┏━━
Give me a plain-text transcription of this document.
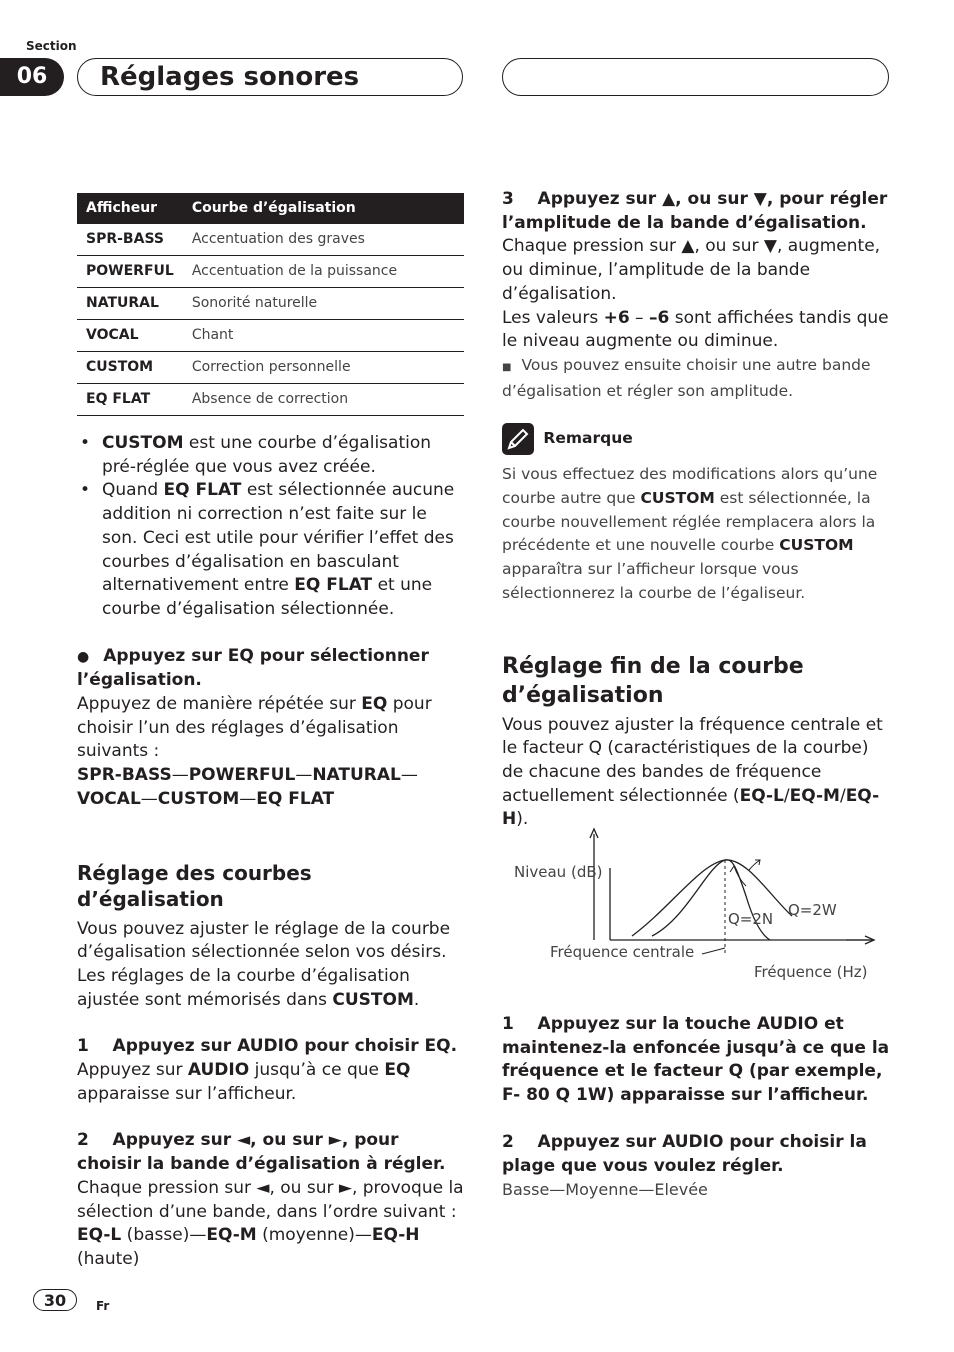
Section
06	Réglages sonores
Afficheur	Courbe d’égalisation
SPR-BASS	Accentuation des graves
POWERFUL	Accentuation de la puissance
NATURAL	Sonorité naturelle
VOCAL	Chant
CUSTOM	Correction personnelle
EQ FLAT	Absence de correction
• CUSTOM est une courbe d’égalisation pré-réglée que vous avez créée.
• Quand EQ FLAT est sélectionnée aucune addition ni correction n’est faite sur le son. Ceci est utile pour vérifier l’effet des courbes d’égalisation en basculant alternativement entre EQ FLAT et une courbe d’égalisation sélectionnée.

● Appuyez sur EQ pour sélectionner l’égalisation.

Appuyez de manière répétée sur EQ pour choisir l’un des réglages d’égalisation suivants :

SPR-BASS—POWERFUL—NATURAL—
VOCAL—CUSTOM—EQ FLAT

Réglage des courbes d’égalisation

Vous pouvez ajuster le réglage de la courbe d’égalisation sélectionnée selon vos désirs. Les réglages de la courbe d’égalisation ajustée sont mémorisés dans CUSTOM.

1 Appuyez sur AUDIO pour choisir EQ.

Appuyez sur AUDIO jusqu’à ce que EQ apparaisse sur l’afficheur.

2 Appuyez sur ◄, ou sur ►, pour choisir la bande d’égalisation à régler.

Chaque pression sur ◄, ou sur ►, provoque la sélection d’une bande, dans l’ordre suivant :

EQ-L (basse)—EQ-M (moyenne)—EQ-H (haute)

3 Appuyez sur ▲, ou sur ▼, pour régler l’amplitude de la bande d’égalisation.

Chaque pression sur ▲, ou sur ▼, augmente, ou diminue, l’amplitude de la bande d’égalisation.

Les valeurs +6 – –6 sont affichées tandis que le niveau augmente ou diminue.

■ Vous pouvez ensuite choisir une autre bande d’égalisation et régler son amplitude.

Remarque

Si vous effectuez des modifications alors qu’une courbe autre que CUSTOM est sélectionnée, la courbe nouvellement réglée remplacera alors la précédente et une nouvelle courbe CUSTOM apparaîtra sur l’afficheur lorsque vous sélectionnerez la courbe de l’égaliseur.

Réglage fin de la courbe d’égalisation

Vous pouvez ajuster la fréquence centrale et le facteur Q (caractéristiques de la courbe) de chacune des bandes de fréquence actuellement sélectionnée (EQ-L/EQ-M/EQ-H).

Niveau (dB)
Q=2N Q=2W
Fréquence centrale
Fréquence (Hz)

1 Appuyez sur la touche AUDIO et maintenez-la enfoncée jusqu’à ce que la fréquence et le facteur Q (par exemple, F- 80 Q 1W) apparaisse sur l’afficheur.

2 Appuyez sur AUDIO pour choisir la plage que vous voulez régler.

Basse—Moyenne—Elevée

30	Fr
┗━━
┏━━
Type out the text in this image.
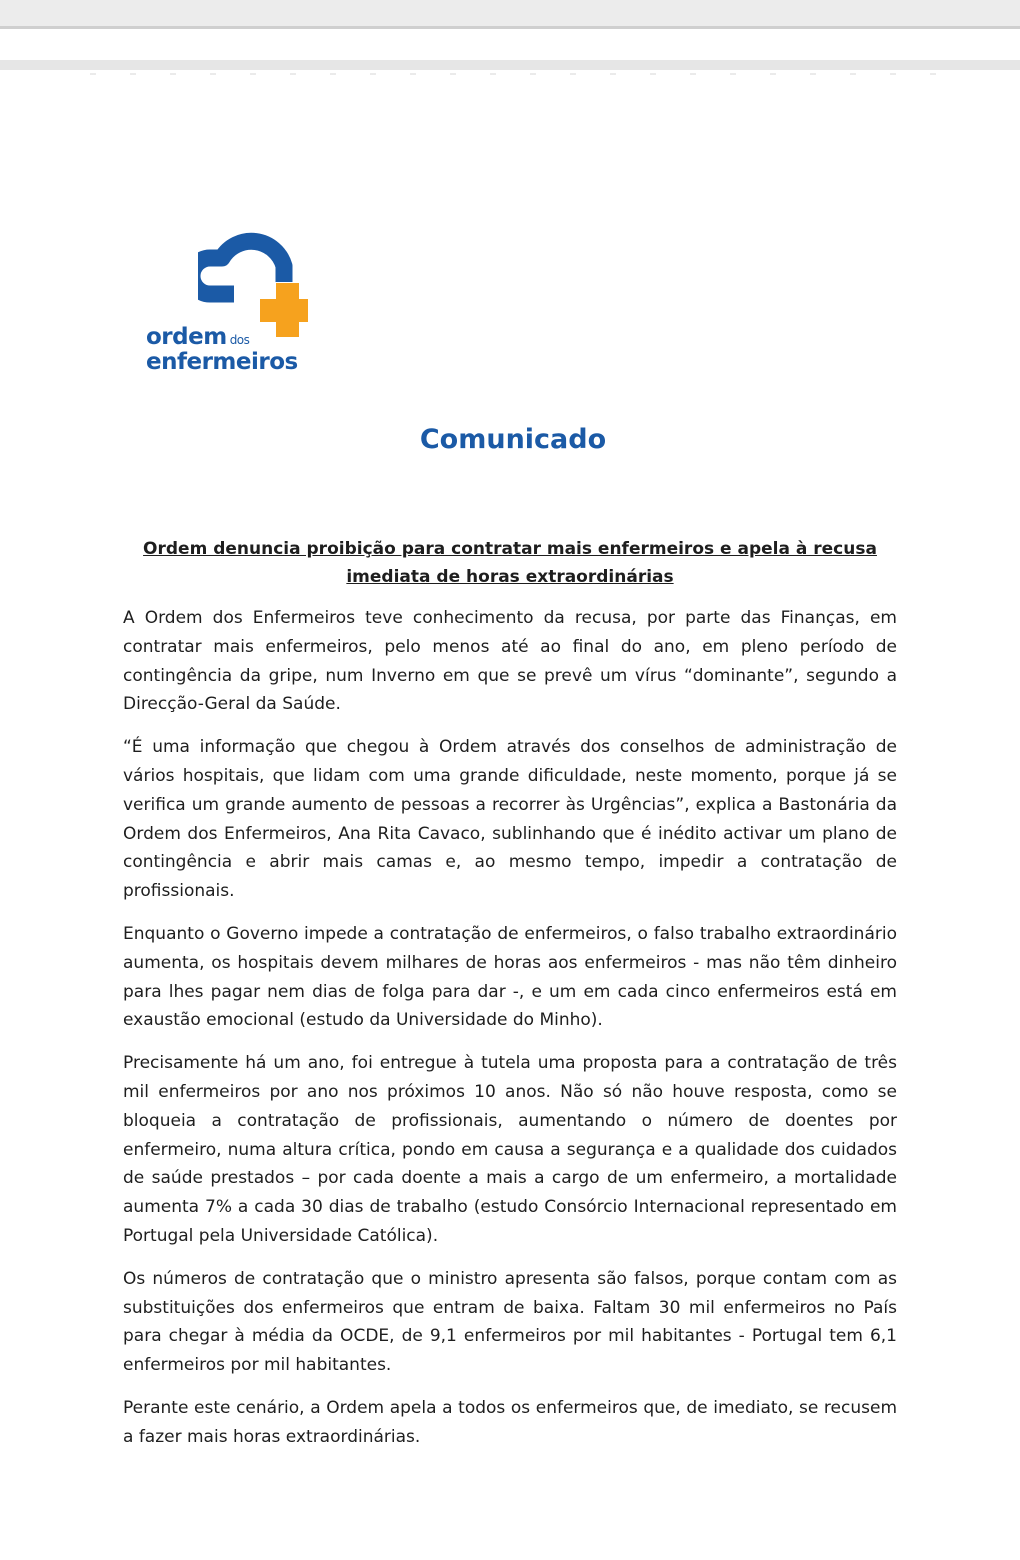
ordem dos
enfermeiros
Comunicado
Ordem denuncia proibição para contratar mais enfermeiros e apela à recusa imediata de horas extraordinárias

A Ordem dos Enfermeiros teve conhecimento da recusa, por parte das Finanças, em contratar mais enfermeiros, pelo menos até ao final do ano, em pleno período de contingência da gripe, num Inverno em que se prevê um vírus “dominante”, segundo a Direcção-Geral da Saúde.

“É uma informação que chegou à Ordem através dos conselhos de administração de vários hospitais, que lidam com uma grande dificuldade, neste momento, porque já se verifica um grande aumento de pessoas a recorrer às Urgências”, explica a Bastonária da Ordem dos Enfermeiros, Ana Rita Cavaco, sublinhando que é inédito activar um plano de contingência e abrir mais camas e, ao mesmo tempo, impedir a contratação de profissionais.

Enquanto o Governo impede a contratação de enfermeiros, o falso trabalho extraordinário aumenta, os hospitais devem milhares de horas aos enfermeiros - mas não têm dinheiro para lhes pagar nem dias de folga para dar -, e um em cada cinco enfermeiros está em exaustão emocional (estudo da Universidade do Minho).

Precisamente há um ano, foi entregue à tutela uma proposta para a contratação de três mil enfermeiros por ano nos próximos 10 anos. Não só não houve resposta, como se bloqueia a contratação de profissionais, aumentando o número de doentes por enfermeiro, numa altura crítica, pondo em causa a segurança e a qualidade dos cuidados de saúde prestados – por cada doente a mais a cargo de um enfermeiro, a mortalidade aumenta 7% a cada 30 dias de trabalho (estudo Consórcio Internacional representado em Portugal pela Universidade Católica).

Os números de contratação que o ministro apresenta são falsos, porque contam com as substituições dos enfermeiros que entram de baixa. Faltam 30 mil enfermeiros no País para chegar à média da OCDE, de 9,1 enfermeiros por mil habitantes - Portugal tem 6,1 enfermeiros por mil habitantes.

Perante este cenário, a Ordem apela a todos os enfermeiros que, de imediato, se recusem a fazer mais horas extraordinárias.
┗━━
▶ **GIVEN INSTRUCTION**: Search the data for "contratar" and list every line in which it occurs.

▶ **EXERCISE OUTPUT**:
Ordem denuncia proibição para contratar mais enfermeiros e apela à recusa imediata de horas extraordinárias
A Ordem dos Enfermeiros teve conhecimento da recusa, por parte das Finanças, em contratar mais enfermeiros, pelo menos até ao final do ano, em pleno período de contingência da gripe, num Inverno em que se prevê um vírus “dominante”, segundo a Direcção-Geral da Saúde.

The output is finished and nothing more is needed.